▶ [Task to complete]: Go through the entries below and copy each line containing the word "cette".

▶ [Task input]:
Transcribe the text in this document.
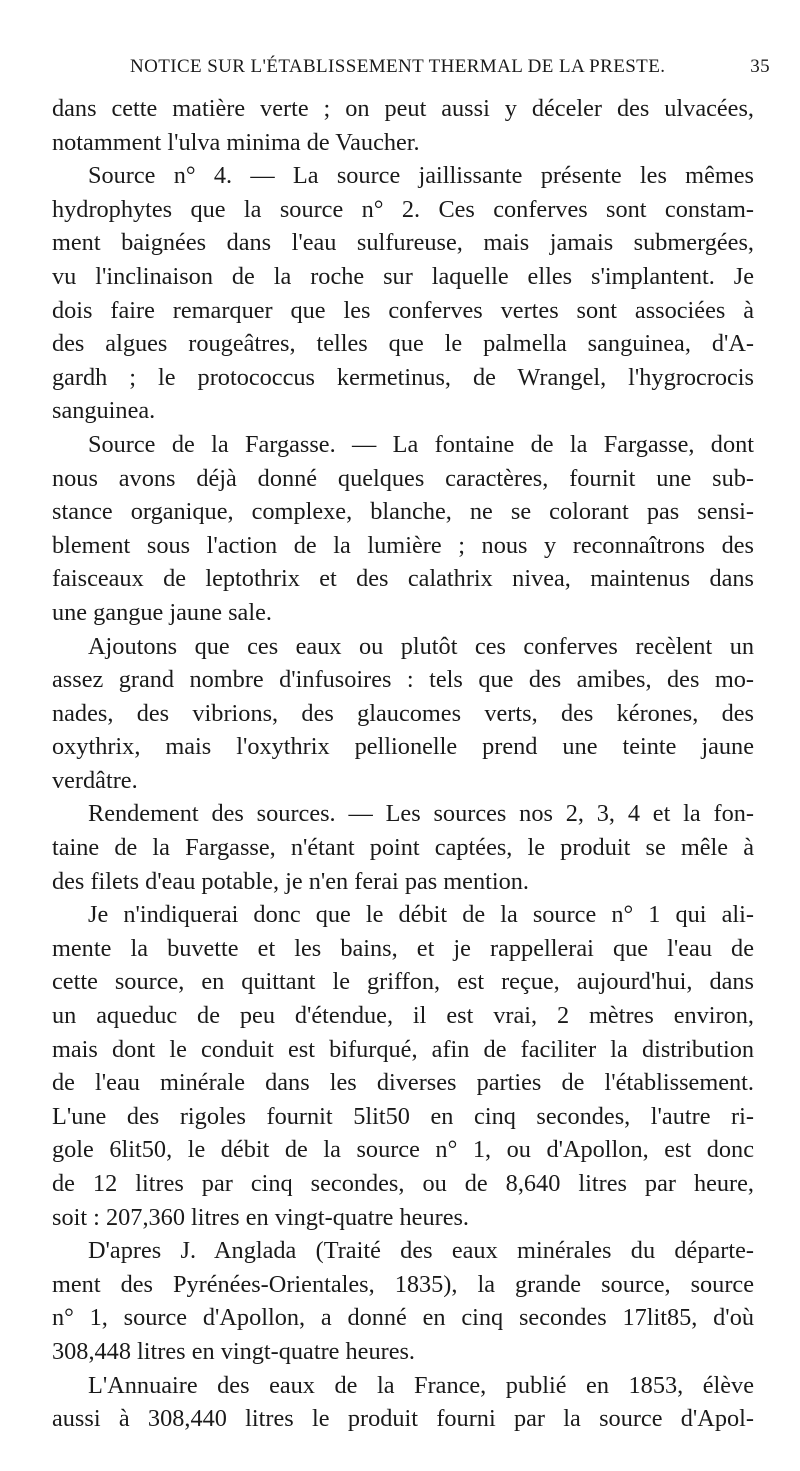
NOTICE SUR L'ÉTABLISSEMENT THERMAL DE LA PRESTE.	35
dans cette matière verte ; on peut aussi y déceler des ulvacées,
notamment l'ulva minima de Vaucher.
Source n° 4. — La source jaillissante présente les mêmes
hydrophytes que la source n° 2. Ces conferves sont constam-
ment baignées dans l'eau sulfureuse, mais jamais submergées,
vu l'inclinaison de la roche sur laquelle elles s'implantent. Je
dois faire remarquer que les conferves vertes sont associées à
des algues rougeâtres, telles que le palmella sanguinea, d'A-
gardh ; le protococcus kermetinus, de Wrangel, l'hygrocrocis
sanguinea.
Source de la Fargasse. — La fontaine de la Fargasse, dont
nous avons déjà donné quelques caractères, fournit une sub-
stance organique, complexe, blanche, ne se colorant pas sensi-
blement sous l'action de la lumière ; nous y reconnaîtrons des
faisceaux de leptothrix et des calathrix nivea, maintenus dans
une gangue jaune sale.
Ajoutons que ces eaux ou plutôt ces conferves recèlent un
assez grand nombre d'infusoires : tels que des amibes, des mo-
nades, des vibrions, des glaucomes verts, des kérones, des
oxythrix, mais l'oxythrix pellionelle prend une teinte jaune
verdâtre.
Rendement des sources. — Les sources nos 2, 3, 4 et la fon-
taine de la Fargasse, n'étant point captées, le produit se mêle à
des filets d'eau potable, je n'en ferai pas mention.
Je n'indiquerai donc que le débit de la source n° 1 qui ali-
mente la buvette et les bains, et je rappellerai que l'eau de
cette source, en quittant le griffon, est reçue, aujourd'hui, dans
un aqueduc de peu d'étendue, il est vrai, 2 mètres environ,
mais dont le conduit est bifurqué, afin de faciliter la distribution
de l'eau minérale dans les diverses parties de l'établissement.
L'une des rigoles fournit 5lit50 en cinq secondes, l'autre ri-
gole 6lit50, le débit de la source n° 1, ou d'Apollon, est donc
de 12 litres par cinq secondes, ou de 8,640 litres par heure,
soit : 207,360 litres en vingt-quatre heures.
D'apres J. Anglada (Traité des eaux minérales du départe-
ment des Pyrénées-Orientales, 1835), la grande source, source
n° 1, source d'Apollon, a donné en cinq secondes 17lit85, d'où
308,448 litres en vingt-quatre heures.
L'Annuaire des eaux de la France, publié en 1853, élève
aussi à 308,440 litres le produit fourni par la source d'Apol-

▶ [Answer to this exercise]:
dans cette matière verte ; on peut aussi y déceler des ulvacées,
cette source, en quittant le griffon, est reçue, aujourd'hui, dans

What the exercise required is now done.